Supplied passage
▬▬▬▬▬▬▬▬▬▬

Hello, my name is Ben Harley, and welcome to my sonic essay. I am a compositionist by trade; that is, I am someone who studies the different ways beings, mostly human but not exclusively, communicate with each other to create their worlds. My work predominantly deals with risk, but today I want to talk about a growing trend in the field and its relationship to a word some people may find uncomfortable. First, we are going to talk about sound, and then we are going to talk about intimacy.

[“Ten Thousand Men of Harvard” by A. Putnam]

Perhaps surprisingly, sound has only recently become a common topic within the field of composition. Though humans and nonhumans often communicate sonically, sound has been widely ignored because of composition’s sordid history. See, composition only got its start in the late 19th century, with many scholars pointing to Harvard’s English A course as its first instantiation in the United States. As Susan Miller (1991) argues, these early composition courses, like many contemporary composition courses, functioned as a means of enculturating students from outside the ruling elite with the misogynistic, nationalistic, and racist values of the dominant class through education in what was referred to as “correct” grammar. Students with different language practices and cultural literacies were taught to adopt the style, voice, and values of the ruling elite.

▬▬▬▬▬▬▬▬▬▬

Material provided
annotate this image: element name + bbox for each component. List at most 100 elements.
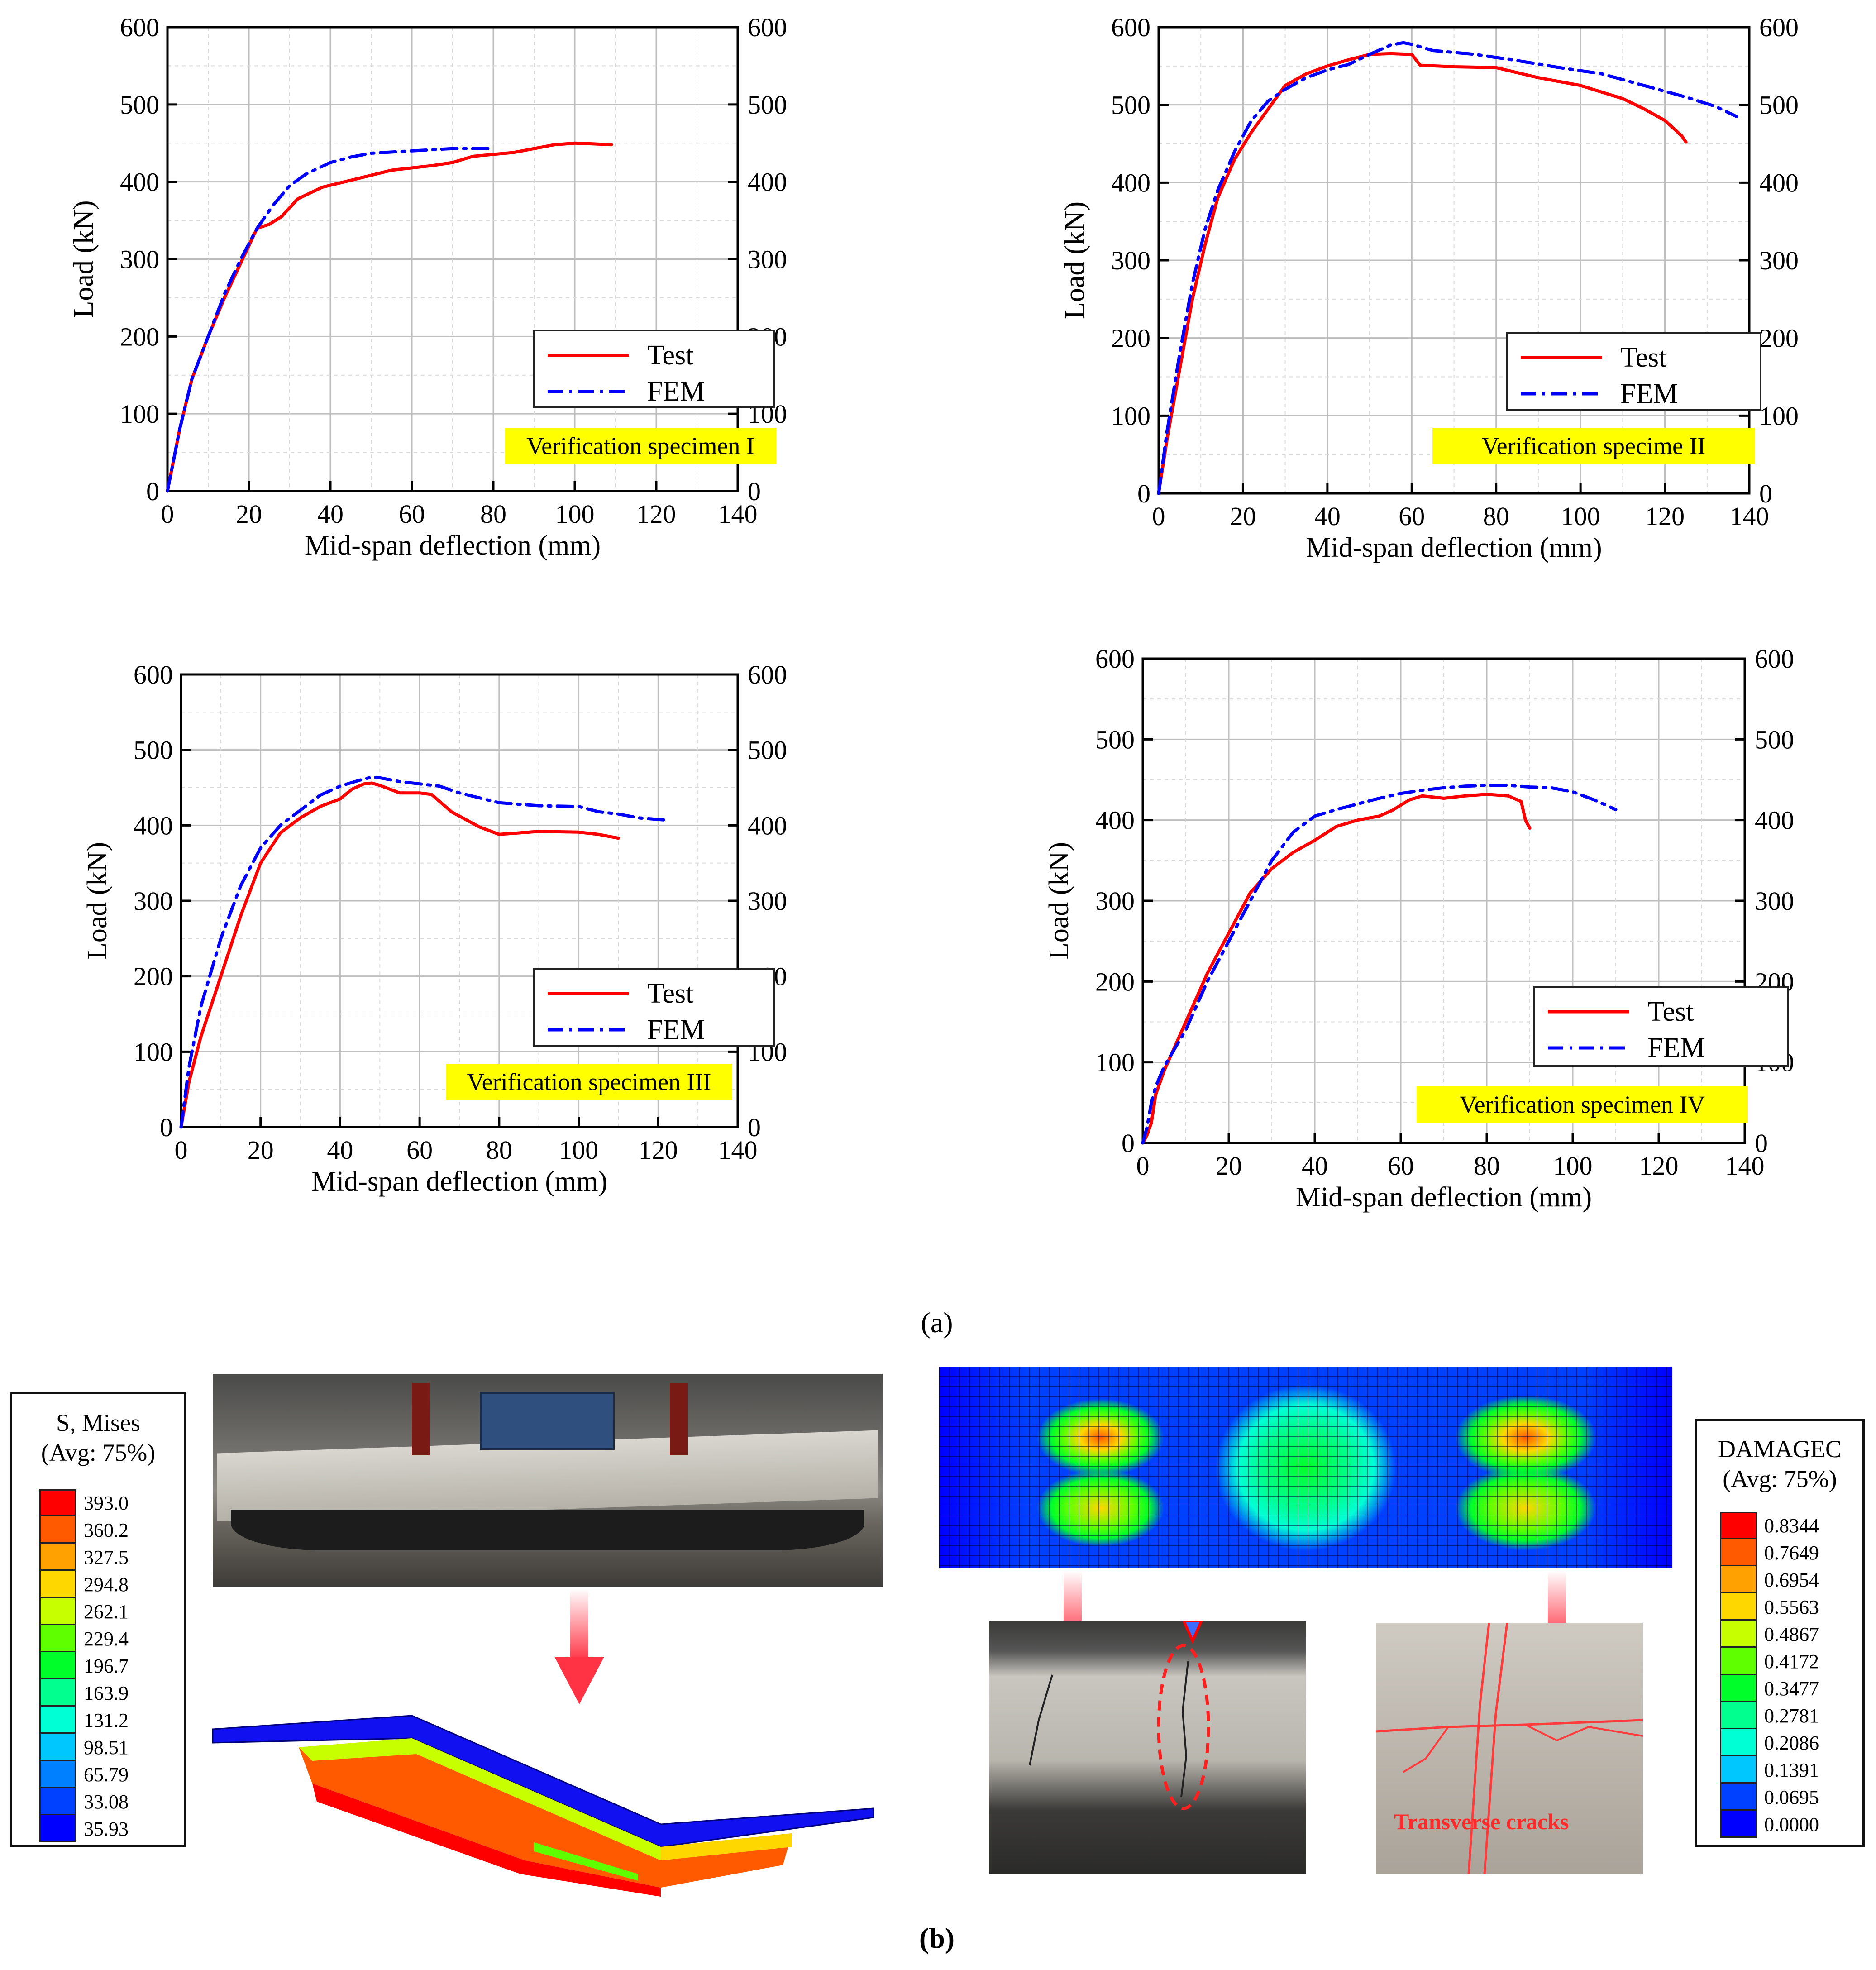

▬▬▬▬▬▬▬▬▬▬

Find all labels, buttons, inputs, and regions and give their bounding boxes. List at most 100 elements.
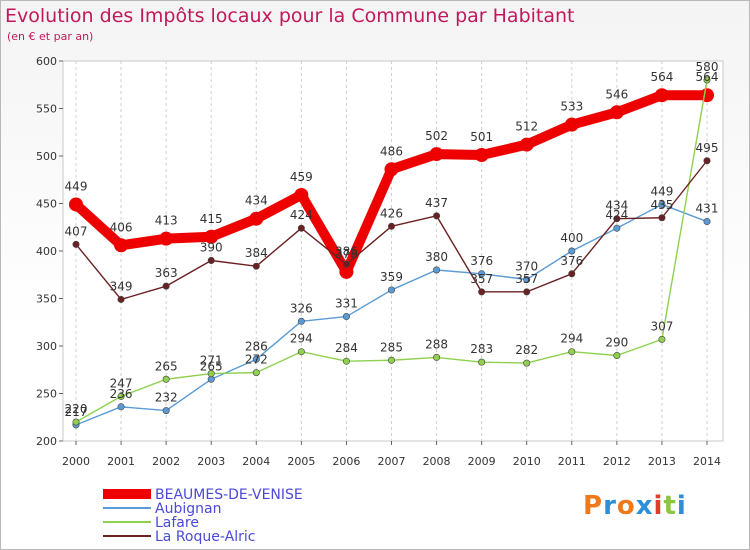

▬▬▬▬▬▬▬▬▬▬

Stated goal A
According to the sonic essay on sound and composition, which course do many scholars point to as the first instance of composition in the United States?
Stated goal B
From the sonic essay on sound and composition, extract word for word the part that opens with the words containing "Perhaps surprisingly, sound" and closes with "the ruling elite.".
Stated goal C
Write what comes next in the sonic essay on sound and composition, picking up right after its last sentence.

Response A
Harvard's English A course.

Response B
Perhaps surprisingly, sound has only recently become a common topic within the field of composition. Though humans and nonhumans often communicate sonically, sound has been widely ignored because of composition’s sordid history. See, composition only got its start in the late 19th century, with many scholars pointing to Harvard’s English A course as its first instantiation in the United States. As Susan Miller (1991) argues, these early composition courses, like many contemporary composition courses, functioned as a means of enculturating students from outside the ruling elite with the misogynistic, nationalistic, and racist values of the dominant class through education in what was referred to as “correct” grammar. Students with different language practices and cultural literacies were taught to adopt the style, voice, and values of the ruling elite.

Response C
As Cynthia Selfe (2009/2014) argues, such training was focused on writing because this was seen as the most important communication practice for institutions of business, governance, manufacturing, and science during the 20th century. Composition’s emphasis on writing can perhaps most clearly be seen in teachers of speech seceding from the National Council of Teachers of English (NCTE) in 1914. And though the field of composition has since [taken strides to] become much less colonialist—for instance, the Conference of College Composition and Communication acknowledged in 1974 that students have the right to their own language—the emphasis on writing as the privileged mode of discourse has largely remained. It was not until 2005 that NCTE (2005/ 2014) issued a statement of multimodal literacies expressly acknowledging the importance of “the interplay of meaning-making systems” beyond the written (p. 17). That’s right, it was not until the 21st century that English as a discipline officially recognized the importance of other semantic channels of knowing and sharing our various ways of being in the world.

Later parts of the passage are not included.